- **Request**
Reproduce all of the listing below without alteration.

- **Records shown**
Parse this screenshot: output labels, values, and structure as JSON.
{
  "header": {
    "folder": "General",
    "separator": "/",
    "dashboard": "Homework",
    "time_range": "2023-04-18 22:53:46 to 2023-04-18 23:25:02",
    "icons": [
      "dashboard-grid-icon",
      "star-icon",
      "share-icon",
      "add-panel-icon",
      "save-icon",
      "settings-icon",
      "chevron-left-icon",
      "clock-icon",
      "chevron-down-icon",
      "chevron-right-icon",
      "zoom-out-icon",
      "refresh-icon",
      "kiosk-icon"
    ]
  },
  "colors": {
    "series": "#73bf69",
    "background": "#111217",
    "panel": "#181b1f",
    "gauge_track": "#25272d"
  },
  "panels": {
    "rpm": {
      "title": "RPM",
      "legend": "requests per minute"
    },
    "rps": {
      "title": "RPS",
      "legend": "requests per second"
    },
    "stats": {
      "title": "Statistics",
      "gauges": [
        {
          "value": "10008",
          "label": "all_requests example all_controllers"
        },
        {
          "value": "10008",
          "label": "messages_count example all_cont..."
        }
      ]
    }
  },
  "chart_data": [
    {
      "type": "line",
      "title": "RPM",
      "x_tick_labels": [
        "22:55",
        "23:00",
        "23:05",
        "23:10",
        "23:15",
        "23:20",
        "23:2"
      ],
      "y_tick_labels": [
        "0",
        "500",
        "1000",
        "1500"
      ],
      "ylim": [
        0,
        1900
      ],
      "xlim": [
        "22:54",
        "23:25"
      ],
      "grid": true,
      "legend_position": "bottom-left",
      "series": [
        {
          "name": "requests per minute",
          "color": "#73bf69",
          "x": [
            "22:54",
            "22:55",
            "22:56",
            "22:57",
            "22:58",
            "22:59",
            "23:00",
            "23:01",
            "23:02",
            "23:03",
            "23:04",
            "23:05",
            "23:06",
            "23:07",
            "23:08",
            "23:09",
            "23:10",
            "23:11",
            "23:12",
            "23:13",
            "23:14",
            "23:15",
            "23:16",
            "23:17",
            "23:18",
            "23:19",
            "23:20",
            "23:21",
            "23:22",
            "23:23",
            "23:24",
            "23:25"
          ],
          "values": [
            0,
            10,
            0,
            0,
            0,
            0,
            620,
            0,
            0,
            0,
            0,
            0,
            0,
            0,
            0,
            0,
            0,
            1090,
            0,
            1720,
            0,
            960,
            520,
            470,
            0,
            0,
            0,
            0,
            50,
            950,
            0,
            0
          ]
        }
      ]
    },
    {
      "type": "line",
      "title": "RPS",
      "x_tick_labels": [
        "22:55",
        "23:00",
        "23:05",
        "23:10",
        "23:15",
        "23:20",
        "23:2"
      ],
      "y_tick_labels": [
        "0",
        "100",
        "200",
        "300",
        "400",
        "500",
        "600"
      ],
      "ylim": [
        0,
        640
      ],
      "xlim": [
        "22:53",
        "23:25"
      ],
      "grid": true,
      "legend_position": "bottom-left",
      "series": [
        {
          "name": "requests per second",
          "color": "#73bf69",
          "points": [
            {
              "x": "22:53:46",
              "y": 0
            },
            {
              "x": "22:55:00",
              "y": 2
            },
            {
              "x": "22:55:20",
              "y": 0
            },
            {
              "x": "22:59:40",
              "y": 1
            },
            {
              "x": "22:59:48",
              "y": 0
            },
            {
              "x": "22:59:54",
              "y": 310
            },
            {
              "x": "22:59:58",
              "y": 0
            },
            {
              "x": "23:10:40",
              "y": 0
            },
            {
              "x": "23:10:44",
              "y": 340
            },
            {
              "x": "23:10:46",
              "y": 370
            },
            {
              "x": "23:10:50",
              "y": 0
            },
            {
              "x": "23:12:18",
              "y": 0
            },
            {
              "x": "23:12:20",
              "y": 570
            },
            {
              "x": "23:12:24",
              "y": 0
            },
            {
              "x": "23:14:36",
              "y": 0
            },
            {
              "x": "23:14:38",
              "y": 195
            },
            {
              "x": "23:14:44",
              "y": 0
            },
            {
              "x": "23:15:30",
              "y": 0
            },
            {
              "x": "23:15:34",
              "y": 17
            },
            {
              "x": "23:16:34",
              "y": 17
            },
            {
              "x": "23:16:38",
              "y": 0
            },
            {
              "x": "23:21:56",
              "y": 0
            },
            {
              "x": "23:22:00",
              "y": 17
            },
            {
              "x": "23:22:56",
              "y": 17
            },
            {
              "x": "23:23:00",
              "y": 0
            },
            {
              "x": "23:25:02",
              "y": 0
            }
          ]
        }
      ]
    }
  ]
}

- **Complete response**
Parse this screenshot: output labels, values, and structure as JSON.
{
  "header": {
    "folder": "General",
    "separator": "/",
    "dashboard": "Homework",
    "time_range": "2023-04-18 22:53:46 to 2023-04-18 23:25:02",
    "icons": [
      "dashboard-grid-icon",
      "star-icon",
      "share-icon",
      "add-panel-icon",
      "save-icon",
      "settings-icon",
      "chevron-left-icon",
      "clock-icon",
      "chevron-down-icon",
      "chevron-right-icon",
      "zoom-out-icon",
      "refresh-icon",
      "kiosk-icon"
    ]
  },
  "colors": {
    "series": "#73bf69",
    "background": "#111217",
    "panel": "#181b1f",
    "gauge_track": "#25272d"
  },
  "panels": {
    "rpm": {
      "title": "RPM",
      "legend": "requests per minute"
    },
    "rps": {
      "title": "RPS",
      "legend": "requests per second"
    },
    "stats": {
      "title": "Statistics",
      "gauges": [
        {
          "value": "10008",
          "label": "all_requests example all_controllers"
        },
        {
          "value": "10008",
          "label": "messages_count example all_cont..."
        }
      ]
    }
  },
  "chart_data": [
    {
      "type": "line",
      "title": "RPM",
      "x_tick_labels": [
        "22:55",
        "23:00",
        "23:05",
        "23:10",
        "23:15",
        "23:20",
        "23:2"
      ],
      "y_tick_labels": [
        "0",
        "500",
        "1000",
        "1500"
      ],
      "ylim": [
        0,
        1900
      ],
      "xlim": [
        "22:54",
        "23:25"
      ],
      "grid": true,
      "legend_position": "bottom-left",
      "series": [
        {
          "name": "requests per minute",
          "color": "#73bf69",
          "x": [
            "22:54",
            "22:55",
            "22:56",
            "22:57",
            "22:58",
            "22:59",
            "23:00",
            "23:01",
            "23:02",
            "23:03",
            "23:04",
            "23:05",
            "23:06",
            "23:07",
            "23:08",
            "23:09",
            "23:10",
            "23:11",
            "23:12",
            "23:13",
            "23:14",
            "23:15",
            "23:16",
            "23:17",
            "23:18",
            "23:19",
            "23:20",
            "23:21",
            "23:22",
            "23:23",
            "23:24",
            "23:25"
          ],
          "values": [
            0,
            10,
            0,
            0,
            0,
            0,
            620,
            0,
            0,
            0,
            0,
            0,
            0,
            0,
            0,
            0,
            0,
            1090,
            0,
            1720,
            0,
            960,
            520,
            470,
            0,
            0,
            0,
            0,
            50,
            950,
            0,
            0
          ]
        }
      ]
    },
    {
      "type": "line",
      "title": "RPS",
      "x_tick_labels": [
        "22:55",
        "23:00",
        "23:05",
        "23:10",
        "23:15",
        "23:20",
        "23:2"
      ],
      "y_tick_labels": [
        "0",
        "100",
        "200",
        "300",
        "400",
        "500",
        "600"
      ],
      "ylim": [
        0,
        640
      ],
      "xlim": [
        "22:53",
        "23:25"
      ],
      "grid": true,
      "legend_position": "bottom-left",
      "series": [
        {
          "name": "requests per second",
          "color": "#73bf69",
          "points": [
            {
              "x": "22:53:46",
              "y": 0
            },
            {
              "x": "22:55:00",
              "y": 2
            },
            {
              "x": "22:55:20",
              "y": 0
            },
            {
              "x": "22:59:40",
              "y": 1
            },
            {
              "x": "22:59:48",
              "y": 0
            },
            {
              "x": "22:59:54",
              "y": 310
            },
            {
              "x": "22:59:58",
              "y": 0
            },
            {
              "x": "23:10:40",
              "y": 0
            },
            {
              "x": "23:10:44",
              "y": 340
            },
            {
              "x": "23:10:46",
              "y": 370
            },
            {
              "x": "23:10:50",
              "y": 0
            },
            {
              "x": "23:12:18",
              "y": 0
            },
            {
              "x": "23:12:20",
              "y": 570
            },
            {
              "x": "23:12:24",
              "y": 0
            },
            {
              "x": "23:14:36",
              "y": 0
            },
            {
              "x": "23:14:38",
              "y": 195
            },
            {
              "x": "23:14:44",
              "y": 0
            },
            {
              "x": "23:15:30",
              "y": 0
            },
            {
              "x": "23:15:34",
              "y": 17
            },
            {
              "x": "23:16:34",
              "y": 17
            },
            {
              "x": "23:16:38",
              "y": 0
            },
            {
              "x": "23:21:56",
              "y": 0
            },
            {
              "x": "23:22:00",
              "y": 17
            },
            {
              "x": "23:22:56",
              "y": 17
            },
            {
              "x": "23:23:00",
              "y": 0
            },
            {
              "x": "23:25:02",
              "y": 0
            }
          ]
        }
      ]
    }
  ]
}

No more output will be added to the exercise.